SET EXERCISE
According to the LaFeSi text below, what is the most efficient way to bring the transition temperature of La(Fe,Si)13 near room temperature?

LaFeSi

Magnetic refrigeration is considered as more efficient and environmental friendly alternative cooling technology [1], [2]. Magnetocaloric materials are classified according to the order of phase transition that they undergo: either first- (FOPT) or second-order (SOPT) type phase transitions. FOPT materials have the advantages of exhibiting large magnetic entropy change and adiabatic temperature change but are accompanied by thermal hysteresis, field rate dependent behavior and decreased cyclic performance compared to quasi-static single shot characterization as a function of field or temperature [3]. Conversely, SOPT materials do not suffer from thermal hysteresis but their magnetocaloric responses are usually smaller as compared to most FOPT materials operating within the same temperature range. Therefore, current goal of magnetocalorics is to combine the best of both types of materials: large response without hysteresis and a tradeoff between static and cyclic performance [4]. The search for such materials bring forth the intermediate point of FOPT converting to SOPT, which is termed the critical point. LaFeSi [5, 6] and MnFePSi-type [7] alloy series are examples exhibiting a gradual change from FOPT to SOPT.

La(Fe,Si)13-based intermetallic compounds with field-induced first-order magnetic phase transition, together with Gd, Fe2P, and Heusler alloys, belong to the magnetocaloric materials considered as promising for use in active magnetic refrigerators (AMR) [8], [9].

Over more than a decade our group has developed extensive experience in the synthesis of extremely phase pure La(Fe,Si)13 based alloys. Moreover we have focused our research on the synthesis of materials with optimal magnetocaloric properties (transition temperature, magnetization, hysteresis width etc.) e.g. by substitution on both, Fe and La sites with transition metals (Ni, Cr, Mn, etc.) [10, 11] and light rare earth elements (Ce, Pr, Nd etc), [12] respectively.

By modulating the magnetic environment of the Fe atoms, the ferromagnetic state can be stabilized either by elemental substitution of Fe (by Co, Mn, Si, etc.) or by interstitial insertion of small light atoms such as C, N, B and H; hence, Ttr can be changed from 190 K up to room temperature and above (340 K) [13]. The hydrogenation of La(Fe,Si)13 is the most efficient method of bringing Ttr near room temperature as the large MCE is retained. The long-term stability of such partial hydrogenated compounds is not guaranteed, as has been reported recently [14]. Therefore, a quaternary compound with Mn is preferentially used to adjust the Ttr of a fully hydrogenated material. Comparable with Si and Co, with increasing Mn content, the type of the magnetic transition is shifted gradually from first to second order and the MCE decreases.

RECORD EXTRACTS
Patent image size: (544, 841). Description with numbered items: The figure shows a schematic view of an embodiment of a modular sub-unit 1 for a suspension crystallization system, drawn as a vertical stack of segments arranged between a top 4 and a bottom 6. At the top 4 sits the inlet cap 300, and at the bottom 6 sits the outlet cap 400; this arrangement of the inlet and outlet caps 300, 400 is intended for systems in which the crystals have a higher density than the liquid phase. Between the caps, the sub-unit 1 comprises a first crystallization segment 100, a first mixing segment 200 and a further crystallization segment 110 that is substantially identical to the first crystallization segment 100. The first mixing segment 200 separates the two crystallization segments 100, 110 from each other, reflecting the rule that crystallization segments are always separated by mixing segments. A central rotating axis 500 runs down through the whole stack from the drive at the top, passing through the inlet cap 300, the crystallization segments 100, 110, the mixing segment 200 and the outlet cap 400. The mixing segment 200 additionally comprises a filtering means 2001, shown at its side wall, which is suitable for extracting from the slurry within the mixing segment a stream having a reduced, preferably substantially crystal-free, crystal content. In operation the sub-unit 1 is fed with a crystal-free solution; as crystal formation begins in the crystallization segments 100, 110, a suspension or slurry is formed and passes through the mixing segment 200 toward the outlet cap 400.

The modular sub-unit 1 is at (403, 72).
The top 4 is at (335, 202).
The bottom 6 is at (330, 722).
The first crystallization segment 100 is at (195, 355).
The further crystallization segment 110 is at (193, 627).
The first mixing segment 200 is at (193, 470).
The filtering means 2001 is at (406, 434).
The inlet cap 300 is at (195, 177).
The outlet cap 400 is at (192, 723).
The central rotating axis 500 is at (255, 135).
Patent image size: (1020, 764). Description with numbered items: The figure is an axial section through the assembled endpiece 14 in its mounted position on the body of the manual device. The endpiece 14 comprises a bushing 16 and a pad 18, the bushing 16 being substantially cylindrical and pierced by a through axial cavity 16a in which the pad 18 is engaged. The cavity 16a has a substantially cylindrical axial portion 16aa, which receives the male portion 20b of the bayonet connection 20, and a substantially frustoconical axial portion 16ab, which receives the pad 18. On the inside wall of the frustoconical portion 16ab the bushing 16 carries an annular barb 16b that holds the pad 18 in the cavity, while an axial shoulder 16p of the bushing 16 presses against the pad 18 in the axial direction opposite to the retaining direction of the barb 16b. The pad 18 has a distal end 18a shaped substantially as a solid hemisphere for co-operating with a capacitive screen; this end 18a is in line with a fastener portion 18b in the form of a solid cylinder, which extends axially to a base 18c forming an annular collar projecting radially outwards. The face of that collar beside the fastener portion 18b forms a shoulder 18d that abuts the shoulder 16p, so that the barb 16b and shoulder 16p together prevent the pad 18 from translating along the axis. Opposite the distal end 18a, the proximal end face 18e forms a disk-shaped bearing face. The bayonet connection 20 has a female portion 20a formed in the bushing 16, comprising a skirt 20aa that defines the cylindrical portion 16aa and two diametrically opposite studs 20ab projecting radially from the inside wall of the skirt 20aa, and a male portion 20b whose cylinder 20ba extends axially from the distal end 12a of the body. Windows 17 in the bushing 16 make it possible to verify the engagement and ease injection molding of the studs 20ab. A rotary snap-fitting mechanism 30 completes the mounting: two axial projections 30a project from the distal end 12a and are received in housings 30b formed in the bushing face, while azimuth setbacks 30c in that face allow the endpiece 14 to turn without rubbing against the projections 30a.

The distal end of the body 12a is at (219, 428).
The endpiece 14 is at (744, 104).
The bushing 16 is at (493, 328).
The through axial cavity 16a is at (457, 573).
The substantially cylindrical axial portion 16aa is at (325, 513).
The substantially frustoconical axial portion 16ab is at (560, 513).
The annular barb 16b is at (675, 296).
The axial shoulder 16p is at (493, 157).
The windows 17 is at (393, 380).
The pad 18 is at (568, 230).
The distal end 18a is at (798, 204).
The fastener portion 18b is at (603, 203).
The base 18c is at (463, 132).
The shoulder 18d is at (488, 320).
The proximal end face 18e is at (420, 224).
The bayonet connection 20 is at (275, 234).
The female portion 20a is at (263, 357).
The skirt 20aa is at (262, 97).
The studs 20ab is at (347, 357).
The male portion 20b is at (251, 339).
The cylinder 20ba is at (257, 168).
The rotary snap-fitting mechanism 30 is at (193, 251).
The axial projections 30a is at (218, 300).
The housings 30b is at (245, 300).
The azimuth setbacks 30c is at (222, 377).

FULL SOLUTION
Hydrogenation of La(Fe,Si)13.